--- Problem ---
Could you repeat the records below exactly, leaving out any pictures?

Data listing

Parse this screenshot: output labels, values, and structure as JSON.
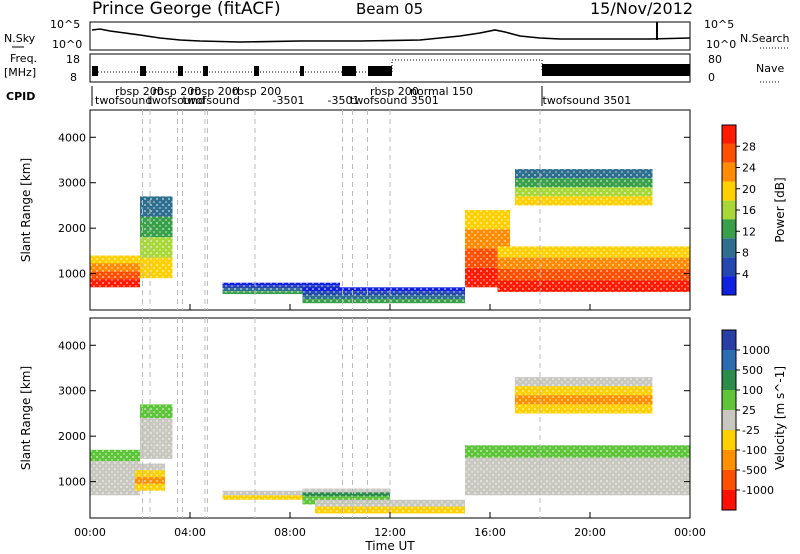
{
  "header": {
    "station": "Prince George (fitACF)",
    "beam": "Beam 05",
    "date": "15/Nov/2012"
  },
  "sidebar_labels": {
    "nsky": "N.Sky",
    "freq": "Freq.",
    "freq_unit": "[MHz]",
    "cpid": "CPID",
    "nsearch": "N.Search",
    "nave": "Nave"
  },
  "nsky_axis": {
    "top": "10^5",
    "bottom": "10^0"
  },
  "freq_axis": {
    "top": "18",
    "bottom": "8"
  },
  "nave_axis": {
    "top": "80",
    "bottom": "0"
  },
  "cpid_labels": [
    {
      "text": "rbsp 200",
      "h": 1.0,
      "row": 0
    },
    {
      "text": "twofsound",
      "h": 0.2,
      "row": 1
    },
    {
      "text": "rbsp 200",
      "h": 2.5,
      "row": 0
    },
    {
      "text": "twofsound",
      "h": 2.3,
      "row": 1
    },
    {
      "text": "rbsp 200",
      "h": 4.0,
      "row": 0
    },
    {
      "text": "twofsound",
      "h": 3.7,
      "row": 1
    },
    {
      "text": "rbsp 200",
      "h": 5.7,
      "row": 0
    },
    {
      "text": "-3501",
      "h": 7.3,
      "row": 1
    },
    {
      "text": "-3501",
      "h": 9.5,
      "row": 1
    },
    {
      "text": "rbsp 200",
      "h": 11.2,
      "row": 0
    },
    {
      "text": "normal 150",
      "h": 12.8,
      "row": 0
    },
    {
      "text": "twofsound 3501",
      "h": 10.4,
      "row": 1
    },
    {
      "text": "twofsound 3501",
      "h": 18.1,
      "row": 1
    }
  ],
  "xaxis": {
    "ticks": [
      "00:00",
      "04:00",
      "08:00",
      "12:00",
      "16:00",
      "20:00",
      "00:00"
    ],
    "label": "Time UT"
  },
  "chart_data": [
    {
      "type": "heatmap",
      "title": "",
      "ylabel": "Slant Range [km]",
      "xlabel": "",
      "xlim": [
        0,
        24
      ],
      "ylim": [
        200,
        4600
      ],
      "yticks": [
        1000,
        2000,
        3000,
        4000
      ],
      "colorbar": {
        "label": "Power [dB]",
        "ticks": [
          "28",
          "24",
          "20",
          "16",
          "12",
          "8",
          "4"
        ],
        "colors": [
          "#ff1a00",
          "#ff5000",
          "#ff8c00",
          "#ffd000",
          "#a8d838",
          "#38a048",
          "#2e6e8e",
          "#2448b0",
          "#1020e0"
        ]
      },
      "regions": [
        {
          "t": [
            0.0,
            2.0
          ],
          "r": [
            700,
            1400
          ],
          "level": "high"
        },
        {
          "t": [
            2.0,
            3.3
          ],
          "r": [
            900,
            2700
          ],
          "level": "mid"
        },
        {
          "t": [
            5.3,
            10.0
          ],
          "r": [
            550,
            800
          ],
          "level": "low"
        },
        {
          "t": [
            8.5,
            15.0
          ],
          "r": [
            350,
            700
          ],
          "level": "low"
        },
        {
          "t": [
            15.0,
            16.8
          ],
          "r": [
            700,
            2400
          ],
          "level": "high"
        },
        {
          "t": [
            16.3,
            24.0
          ],
          "r": [
            600,
            1600
          ],
          "level": "high"
        },
        {
          "t": [
            17.0,
            22.5
          ],
          "r": [
            2500,
            3300
          ],
          "level": "mid"
        }
      ]
    },
    {
      "type": "heatmap",
      "title": "",
      "ylabel": "Slant Range [km]",
      "xlabel": "Time UT",
      "xlim": [
        0,
        24
      ],
      "ylim": [
        200,
        4600
      ],
      "yticks": [
        1000,
        2000,
        3000,
        4000
      ],
      "colorbar": {
        "label": "Velocity [m s^-1]",
        "ticks": [
          "1000",
          "500",
          "100",
          "25",
          "-25",
          "-100",
          "-500",
          "-1000"
        ],
        "colors": [
          "#2a3ea8",
          "#2c6cb4",
          "#2c8c4c",
          "#5ec43a",
          "#c8c8c0",
          "#ffd000",
          "#ff9000",
          "#ff5000",
          "#ff1000"
        ]
      },
      "regions": [
        {
          "t": [
            0.0,
            2.0
          ],
          "r": [
            700,
            1700
          ],
          "level": "grey"
        },
        {
          "t": [
            1.8,
            3.0
          ],
          "r": [
            800,
            1400
          ],
          "level": "orange"
        },
        {
          "t": [
            2.0,
            3.3
          ],
          "r": [
            1500,
            2700
          ],
          "level": "grey"
        },
        {
          "t": [
            5.3,
            8.5
          ],
          "r": [
            600,
            800
          ],
          "level": "yellow"
        },
        {
          "t": [
            8.5,
            12.0
          ],
          "r": [
            500,
            850
          ],
          "level": "green"
        },
        {
          "t": [
            9.0,
            15.0
          ],
          "r": [
            300,
            600
          ],
          "level": "yellow"
        },
        {
          "t": [
            15.0,
            24.0
          ],
          "r": [
            700,
            1800
          ],
          "level": "grey"
        },
        {
          "t": [
            17.0,
            22.5
          ],
          "r": [
            2500,
            3300
          ],
          "level": "orange"
        }
      ]
    }
  ]
}
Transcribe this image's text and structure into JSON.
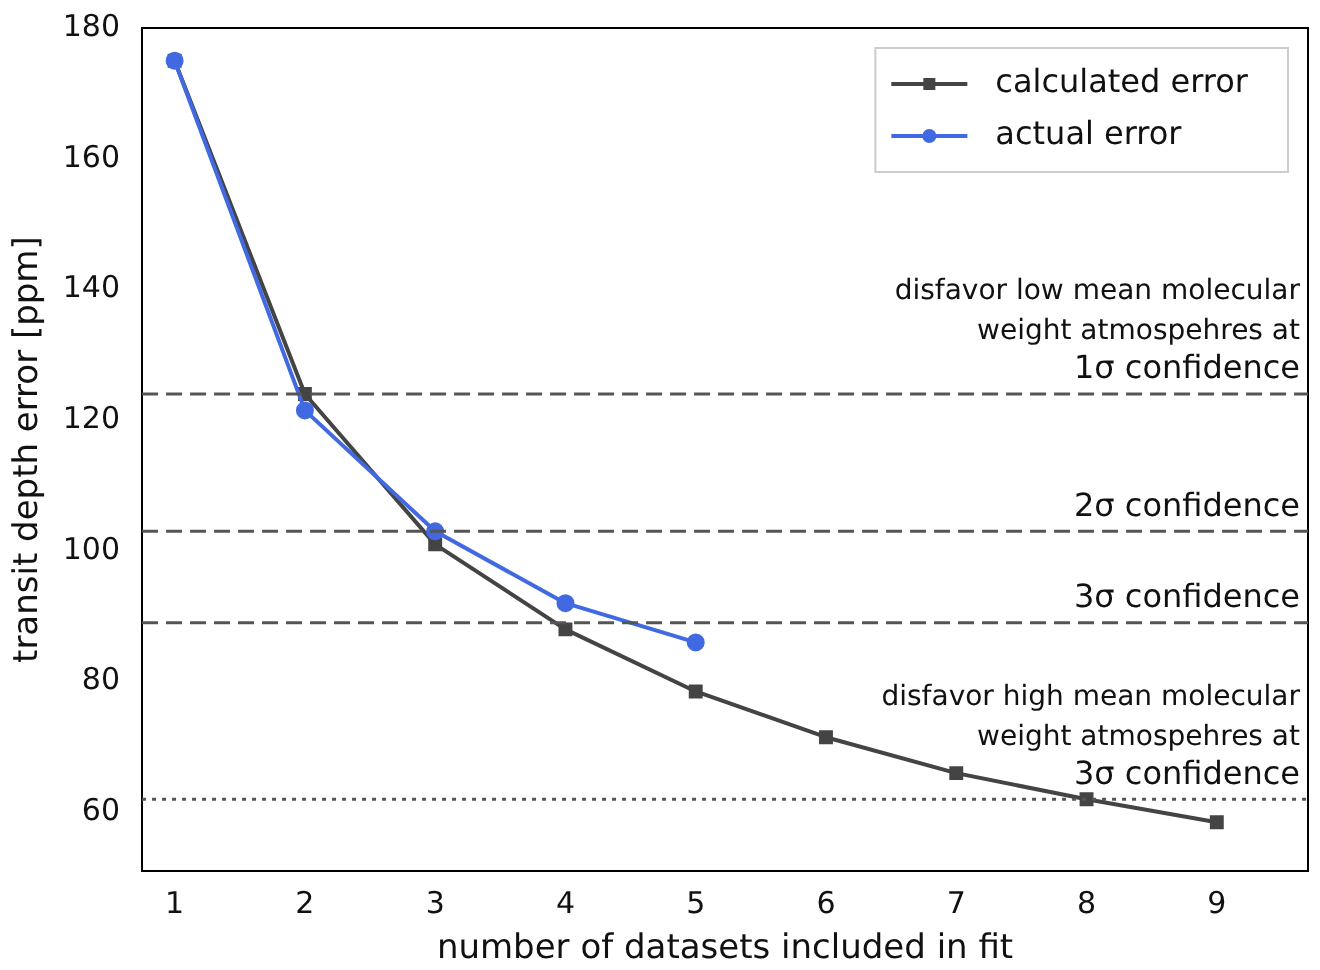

--- The completed task ---
Parse this screenshot: output labels, values, and structure as JSON.
{
  "header": {
    "station": "Prince George (fitACF)",
    "beam": "Beam 05",
    "date": "15/Nov/2012"
  },
  "sidebar_labels": {
    "nsky": "N.Sky",
    "freq": "Freq.",
    "freq_unit": "[MHz]",
    "cpid": "CPID",
    "nsearch": "N.Search",
    "nave": "Nave"
  },
  "nsky_axis": {
    "top": "10^5",
    "bottom": "10^0"
  },
  "freq_axis": {
    "top": "18",
    "bottom": "8"
  },
  "nave_axis": {
    "top": "80",
    "bottom": "0"
  },
  "cpid_labels": [
    {
      "text": "rbsp 200",
      "h": 1.0,
      "row": 0
    },
    {
      "text": "twofsound",
      "h": 0.2,
      "row": 1
    },
    {
      "text": "rbsp 200",
      "h": 2.5,
      "row": 0
    },
    {
      "text": "twofsound",
      "h": 2.3,
      "row": 1
    },
    {
      "text": "rbsp 200",
      "h": 4.0,
      "row": 0
    },
    {
      "text": "twofsound",
      "h": 3.7,
      "row": 1
    },
    {
      "text": "rbsp 200",
      "h": 5.7,
      "row": 0
    },
    {
      "text": "-3501",
      "h": 7.3,
      "row": 1
    },
    {
      "text": "-3501",
      "h": 9.5,
      "row": 1
    },
    {
      "text": "rbsp 200",
      "h": 11.2,
      "row": 0
    },
    {
      "text": "normal 150",
      "h": 12.8,
      "row": 0
    },
    {
      "text": "twofsound 3501",
      "h": 10.4,
      "row": 1
    },
    {
      "text": "twofsound 3501",
      "h": 18.1,
      "row": 1
    }
  ],
  "xaxis": {
    "ticks": [
      "00:00",
      "04:00",
      "08:00",
      "12:00",
      "16:00",
      "20:00",
      "00:00"
    ],
    "label": "Time UT"
  },
  "chart_data": [
    {
      "type": "heatmap",
      "title": "",
      "ylabel": "Slant Range [km]",
      "xlabel": "",
      "xlim": [
        0,
        24
      ],
      "ylim": [
        200,
        4600
      ],
      "yticks": [
        1000,
        2000,
        3000,
        4000
      ],
      "colorbar": {
        "label": "Power [dB]",
        "ticks": [
          "28",
          "24",
          "20",
          "16",
          "12",
          "8",
          "4"
        ],
        "colors": [
          "#ff1a00",
          "#ff5000",
          "#ff8c00",
          "#ffd000",
          "#a8d838",
          "#38a048",
          "#2e6e8e",
          "#2448b0",
          "#1020e0"
        ]
      },
      "regions": [
        {
          "t": [
            0.0,
            2.0
          ],
          "r": [
            700,
            1400
          ],
          "level": "high"
        },
        {
          "t": [
            2.0,
            3.3
          ],
          "r": [
            900,
            2700
          ],
          "level": "mid"
        },
        {
          "t": [
            5.3,
            10.0
          ],
          "r": [
            550,
            800
          ],
          "level": "low"
        },
        {
          "t": [
            8.5,
            15.0
          ],
          "r": [
            350,
            700
          ],
          "level": "low"
        },
        {
          "t": [
            15.0,
            16.8
          ],
          "r": [
            700,
            2400
          ],
          "level": "high"
        },
        {
          "t": [
            16.3,
            24.0
          ],
          "r": [
            600,
            1600
          ],
          "level": "high"
        },
        {
          "t": [
            17.0,
            22.5
          ],
          "r": [
            2500,
            3300
          ],
          "level": "mid"
        }
      ]
    },
    {
      "type": "heatmap",
      "title": "",
      "ylabel": "Slant Range [km]",
      "xlabel": "Time UT",
      "xlim": [
        0,
        24
      ],
      "ylim": [
        200,
        4600
      ],
      "yticks": [
        1000,
        2000,
        3000,
        4000
      ],
      "colorbar": {
        "label": "Velocity [m s^-1]",
        "ticks": [
          "1000",
          "500",
          "100",
          "25",
          "-25",
          "-100",
          "-500",
          "-1000"
        ],
        "colors": [
          "#2a3ea8",
          "#2c6cb4",
          "#2c8c4c",
          "#5ec43a",
          "#c8c8c0",
          "#ffd000",
          "#ff9000",
          "#ff5000",
          "#ff1000"
        ]
      },
      "regions": [
        {
          "t": [
            0.0,
            2.0
          ],
          "r": [
            700,
            1700
          ],
          "level": "grey"
        },
        {
          "t": [
            1.8,
            3.0
          ],
          "r": [
            800,
            1400
          ],
          "level": "orange"
        },
        {
          "t": [
            2.0,
            3.3
          ],
          "r": [
            1500,
            2700
          ],
          "level": "grey"
        },
        {
          "t": [
            5.3,
            8.5
          ],
          "r": [
            600,
            800
          ],
          "level": "yellow"
        },
        {
          "t": [
            8.5,
            12.0
          ],
          "r": [
            500,
            850
          ],
          "level": "green"
        },
        {
          "t": [
            9.0,
            15.0
          ],
          "r": [
            300,
            600
          ],
          "level": "yellow"
        },
        {
          "t": [
            15.0,
            24.0
          ],
          "r": [
            700,
            1800
          ],
          "level": "grey"
        },
        {
          "t": [
            17.0,
            22.5
          ],
          "r": [
            2500,
            3300
          ],
          "level": "orange"
        }
      ]
    }
  ]
}
Transcribe this image's text and structure into JSON.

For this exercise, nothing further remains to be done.